# WORK REQUIRED
From the records, pick out and copy each line containing "Indiana".

## begin

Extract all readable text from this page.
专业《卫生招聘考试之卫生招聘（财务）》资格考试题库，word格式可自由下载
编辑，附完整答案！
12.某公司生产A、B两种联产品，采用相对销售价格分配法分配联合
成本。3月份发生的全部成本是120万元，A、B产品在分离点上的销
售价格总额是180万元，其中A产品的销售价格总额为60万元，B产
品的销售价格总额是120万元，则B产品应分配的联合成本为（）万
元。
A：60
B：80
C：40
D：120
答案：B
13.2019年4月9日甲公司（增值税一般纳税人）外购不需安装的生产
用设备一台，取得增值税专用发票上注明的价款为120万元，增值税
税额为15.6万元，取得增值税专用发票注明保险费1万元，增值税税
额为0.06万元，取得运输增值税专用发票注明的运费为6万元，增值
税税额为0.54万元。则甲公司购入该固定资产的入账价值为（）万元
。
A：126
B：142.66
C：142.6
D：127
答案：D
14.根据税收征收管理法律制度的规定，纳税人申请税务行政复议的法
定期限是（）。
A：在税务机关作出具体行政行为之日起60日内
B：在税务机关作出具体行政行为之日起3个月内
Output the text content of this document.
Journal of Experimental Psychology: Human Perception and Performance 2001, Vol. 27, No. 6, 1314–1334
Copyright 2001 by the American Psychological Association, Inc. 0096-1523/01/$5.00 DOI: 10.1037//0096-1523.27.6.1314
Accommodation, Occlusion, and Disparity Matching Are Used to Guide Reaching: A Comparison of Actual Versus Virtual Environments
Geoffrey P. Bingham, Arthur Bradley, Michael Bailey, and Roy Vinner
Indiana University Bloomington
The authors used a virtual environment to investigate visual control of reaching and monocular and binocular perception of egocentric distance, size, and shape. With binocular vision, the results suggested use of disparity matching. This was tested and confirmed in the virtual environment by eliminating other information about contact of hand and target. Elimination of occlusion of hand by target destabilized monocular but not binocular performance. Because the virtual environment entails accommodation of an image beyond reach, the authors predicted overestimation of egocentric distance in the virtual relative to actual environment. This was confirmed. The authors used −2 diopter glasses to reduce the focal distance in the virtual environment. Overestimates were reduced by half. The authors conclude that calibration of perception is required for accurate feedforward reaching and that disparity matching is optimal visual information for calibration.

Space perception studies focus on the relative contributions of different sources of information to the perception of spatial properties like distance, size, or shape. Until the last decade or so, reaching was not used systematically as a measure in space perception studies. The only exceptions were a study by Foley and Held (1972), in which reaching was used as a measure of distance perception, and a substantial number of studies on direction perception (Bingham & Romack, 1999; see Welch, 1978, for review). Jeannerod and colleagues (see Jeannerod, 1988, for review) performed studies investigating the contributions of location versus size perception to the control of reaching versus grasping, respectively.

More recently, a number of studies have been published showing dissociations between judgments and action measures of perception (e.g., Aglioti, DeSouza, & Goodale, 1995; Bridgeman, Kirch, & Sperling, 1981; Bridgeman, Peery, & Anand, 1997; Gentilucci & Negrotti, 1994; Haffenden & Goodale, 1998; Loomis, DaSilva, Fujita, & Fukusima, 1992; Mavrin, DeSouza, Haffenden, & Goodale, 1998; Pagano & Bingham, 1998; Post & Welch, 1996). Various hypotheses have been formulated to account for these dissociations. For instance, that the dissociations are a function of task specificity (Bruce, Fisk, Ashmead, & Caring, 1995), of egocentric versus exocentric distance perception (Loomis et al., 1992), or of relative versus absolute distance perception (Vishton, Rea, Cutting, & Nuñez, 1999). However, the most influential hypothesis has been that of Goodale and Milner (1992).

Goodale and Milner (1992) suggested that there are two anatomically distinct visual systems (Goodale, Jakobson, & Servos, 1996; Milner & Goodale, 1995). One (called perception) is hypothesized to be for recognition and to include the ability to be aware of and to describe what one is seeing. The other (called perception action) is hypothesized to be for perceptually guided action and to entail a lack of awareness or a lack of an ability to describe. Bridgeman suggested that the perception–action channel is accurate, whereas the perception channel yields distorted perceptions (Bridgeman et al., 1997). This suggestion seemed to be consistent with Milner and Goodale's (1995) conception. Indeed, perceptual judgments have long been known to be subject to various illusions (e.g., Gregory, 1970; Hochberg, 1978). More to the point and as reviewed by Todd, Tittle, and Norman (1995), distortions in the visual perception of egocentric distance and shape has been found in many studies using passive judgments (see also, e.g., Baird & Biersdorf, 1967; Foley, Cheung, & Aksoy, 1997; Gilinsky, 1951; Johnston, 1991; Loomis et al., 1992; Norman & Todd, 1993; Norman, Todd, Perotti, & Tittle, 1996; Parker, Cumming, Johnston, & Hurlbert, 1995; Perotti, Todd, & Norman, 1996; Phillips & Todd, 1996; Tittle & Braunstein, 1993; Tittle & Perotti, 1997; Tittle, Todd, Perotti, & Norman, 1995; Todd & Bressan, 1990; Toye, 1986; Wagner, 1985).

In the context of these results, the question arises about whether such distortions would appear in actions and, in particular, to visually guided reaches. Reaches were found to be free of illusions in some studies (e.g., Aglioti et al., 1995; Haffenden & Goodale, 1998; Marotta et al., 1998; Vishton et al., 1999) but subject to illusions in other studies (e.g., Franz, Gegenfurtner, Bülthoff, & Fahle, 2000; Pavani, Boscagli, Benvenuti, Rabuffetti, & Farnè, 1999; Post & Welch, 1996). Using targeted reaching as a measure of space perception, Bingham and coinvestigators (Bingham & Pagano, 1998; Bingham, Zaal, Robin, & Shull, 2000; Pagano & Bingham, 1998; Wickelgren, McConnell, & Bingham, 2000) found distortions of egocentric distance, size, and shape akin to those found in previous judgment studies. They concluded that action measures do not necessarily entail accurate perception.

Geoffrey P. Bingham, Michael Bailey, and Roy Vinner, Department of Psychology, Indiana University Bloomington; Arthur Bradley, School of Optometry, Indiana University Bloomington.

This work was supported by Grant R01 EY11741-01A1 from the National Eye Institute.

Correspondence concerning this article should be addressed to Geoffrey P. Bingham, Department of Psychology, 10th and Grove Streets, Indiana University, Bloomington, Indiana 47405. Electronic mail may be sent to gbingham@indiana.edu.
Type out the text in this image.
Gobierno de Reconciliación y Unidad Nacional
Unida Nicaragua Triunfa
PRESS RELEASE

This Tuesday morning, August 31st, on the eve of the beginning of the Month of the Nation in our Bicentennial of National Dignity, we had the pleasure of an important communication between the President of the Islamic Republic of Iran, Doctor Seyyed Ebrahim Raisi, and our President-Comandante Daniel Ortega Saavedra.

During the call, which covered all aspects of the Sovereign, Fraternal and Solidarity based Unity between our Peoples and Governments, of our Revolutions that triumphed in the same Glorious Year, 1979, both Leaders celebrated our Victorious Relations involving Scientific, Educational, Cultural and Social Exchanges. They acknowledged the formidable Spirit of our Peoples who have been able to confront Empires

## end

# WRITTEN RESPONSE
Indiana University Bloomington
Geoffrey P. Bingham, Michael Bailey, and Roy Vinner, Department of Psychology, Indiana University Bloomington; Arthur Bradley, School of Optometry, Indiana University Bloomington.
Correspondence concerning this article should be addressed to Geoffrey P. Bingham, Department of Psychology, 10th and Grove Streets, Indiana University, Bloomington, Indiana 47405. Electronic mail may be sent to gbingham@indiana.edu.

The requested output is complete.